(Recorded data)
━━━━━━
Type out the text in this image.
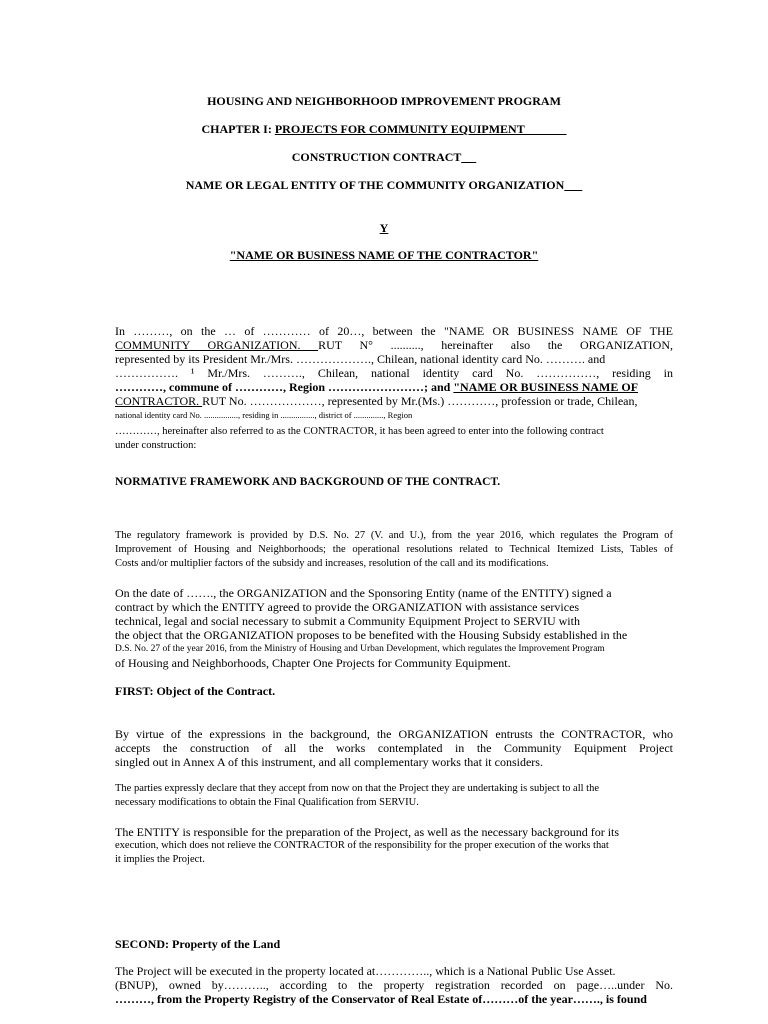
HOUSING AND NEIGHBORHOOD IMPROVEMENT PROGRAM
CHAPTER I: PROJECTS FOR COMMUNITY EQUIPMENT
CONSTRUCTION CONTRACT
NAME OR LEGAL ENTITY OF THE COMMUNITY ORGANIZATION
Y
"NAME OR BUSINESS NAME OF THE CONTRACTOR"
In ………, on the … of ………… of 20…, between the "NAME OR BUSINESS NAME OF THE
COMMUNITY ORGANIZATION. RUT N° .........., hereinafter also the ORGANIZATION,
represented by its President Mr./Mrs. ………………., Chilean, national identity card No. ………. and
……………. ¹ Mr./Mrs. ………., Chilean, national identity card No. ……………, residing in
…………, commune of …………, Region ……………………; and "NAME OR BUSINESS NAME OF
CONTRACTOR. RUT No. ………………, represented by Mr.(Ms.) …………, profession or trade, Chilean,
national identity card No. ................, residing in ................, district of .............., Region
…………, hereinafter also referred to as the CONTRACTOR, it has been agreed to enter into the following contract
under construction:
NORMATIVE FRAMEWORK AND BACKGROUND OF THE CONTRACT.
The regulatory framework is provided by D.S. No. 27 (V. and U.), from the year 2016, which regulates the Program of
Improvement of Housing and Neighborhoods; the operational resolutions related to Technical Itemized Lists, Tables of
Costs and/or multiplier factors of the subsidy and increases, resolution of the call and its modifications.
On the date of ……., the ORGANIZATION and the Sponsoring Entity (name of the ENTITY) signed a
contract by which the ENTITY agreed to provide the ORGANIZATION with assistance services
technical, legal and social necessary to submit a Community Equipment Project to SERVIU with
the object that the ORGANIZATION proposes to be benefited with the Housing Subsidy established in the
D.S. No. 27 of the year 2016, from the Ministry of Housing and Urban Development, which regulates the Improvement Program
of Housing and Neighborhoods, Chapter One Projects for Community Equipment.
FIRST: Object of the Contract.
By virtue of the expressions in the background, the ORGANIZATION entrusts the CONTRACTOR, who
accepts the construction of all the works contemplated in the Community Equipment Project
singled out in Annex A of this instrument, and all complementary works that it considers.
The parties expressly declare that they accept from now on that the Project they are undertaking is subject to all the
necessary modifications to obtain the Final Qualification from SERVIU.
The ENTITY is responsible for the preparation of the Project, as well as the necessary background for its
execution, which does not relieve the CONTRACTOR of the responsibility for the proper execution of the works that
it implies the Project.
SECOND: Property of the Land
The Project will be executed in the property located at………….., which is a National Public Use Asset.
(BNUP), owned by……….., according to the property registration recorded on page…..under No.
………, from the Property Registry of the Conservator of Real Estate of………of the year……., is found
━━━━━━
**WORK TO DO**
Quote the listing above in full, except for the pictures.

**RESPONSE BELOW**
Type out the text in this image.
HOUSING AND NEIGHBORHOOD IMPROVEMENT PROGRAM
CHAPTER I: PROJECTS FOR COMMUNITY EQUIPMENT
CONSTRUCTION CONTRACT
NAME OR LEGAL ENTITY OF THE COMMUNITY ORGANIZATION
Y
"NAME OR BUSINESS NAME OF THE CONTRACTOR"
In ………, on the … of ………… of 20…, between the "NAME OR BUSINESS NAME OF THE
COMMUNITY ORGANIZATION. RUT N° .........., hereinafter also the ORGANIZATION,
represented by its President Mr./Mrs. ………………., Chilean, national identity card No. ………. and
……………. ¹ Mr./Mrs. ………., Chilean, national identity card No. ……………, residing in
…………, commune of …………, Region ……………………; and "NAME OR BUSINESS NAME OF
CONTRACTOR. RUT No. ………………, represented by Mr.(Ms.) …………, profession or trade, Chilean,
national identity card No. ................, residing in ................, district of .............., Region
…………, hereinafter also referred to as the CONTRACTOR, it has been agreed to enter into the following contract
under construction:
NORMATIVE FRAMEWORK AND BACKGROUND OF THE CONTRACT.
The regulatory framework is provided by D.S. No. 27 (V. and U.), from the year 2016, which regulates the Program of
Improvement of Housing and Neighborhoods; the operational resolutions related to Technical Itemized Lists, Tables of
Costs and/or multiplier factors of the subsidy and increases, resolution of the call and its modifications.
On the date of ……., the ORGANIZATION and the Sponsoring Entity (name of the ENTITY) signed a
contract by which the ENTITY agreed to provide the ORGANIZATION with assistance services
technical, legal and social necessary to submit a Community Equipment Project to SERVIU with
the object that the ORGANIZATION proposes to be benefited with the Housing Subsidy established in the
D.S. No. 27 of the year 2016, from the Ministry of Housing and Urban Development, which regulates the Improvement Program
of Housing and Neighborhoods, Chapter One Projects for Community Equipment.
FIRST: Object of the Contract.
By virtue of the expressions in the background, the ORGANIZATION entrusts the CONTRACTOR, who
accepts the construction of all the works contemplated in the Community Equipment Project
singled out in Annex A of this instrument, and all complementary works that it considers.
The parties expressly declare that they accept from now on that the Project they are undertaking is subject to all the
necessary modifications to obtain the Final Qualification from SERVIU.
The ENTITY is responsible for the preparation of the Project, as well as the necessary background for its
execution, which does not relieve the CONTRACTOR of the responsibility for the proper execution of the works that
it implies the Project.
SECOND: Property of the Land
The Project will be executed in the property located at………….., which is a National Public Use Asset.
(BNUP), owned by……….., according to the property registration recorded on page…..under No.
………, from the Property Registry of the Conservator of Real Estate of………of the year……., is found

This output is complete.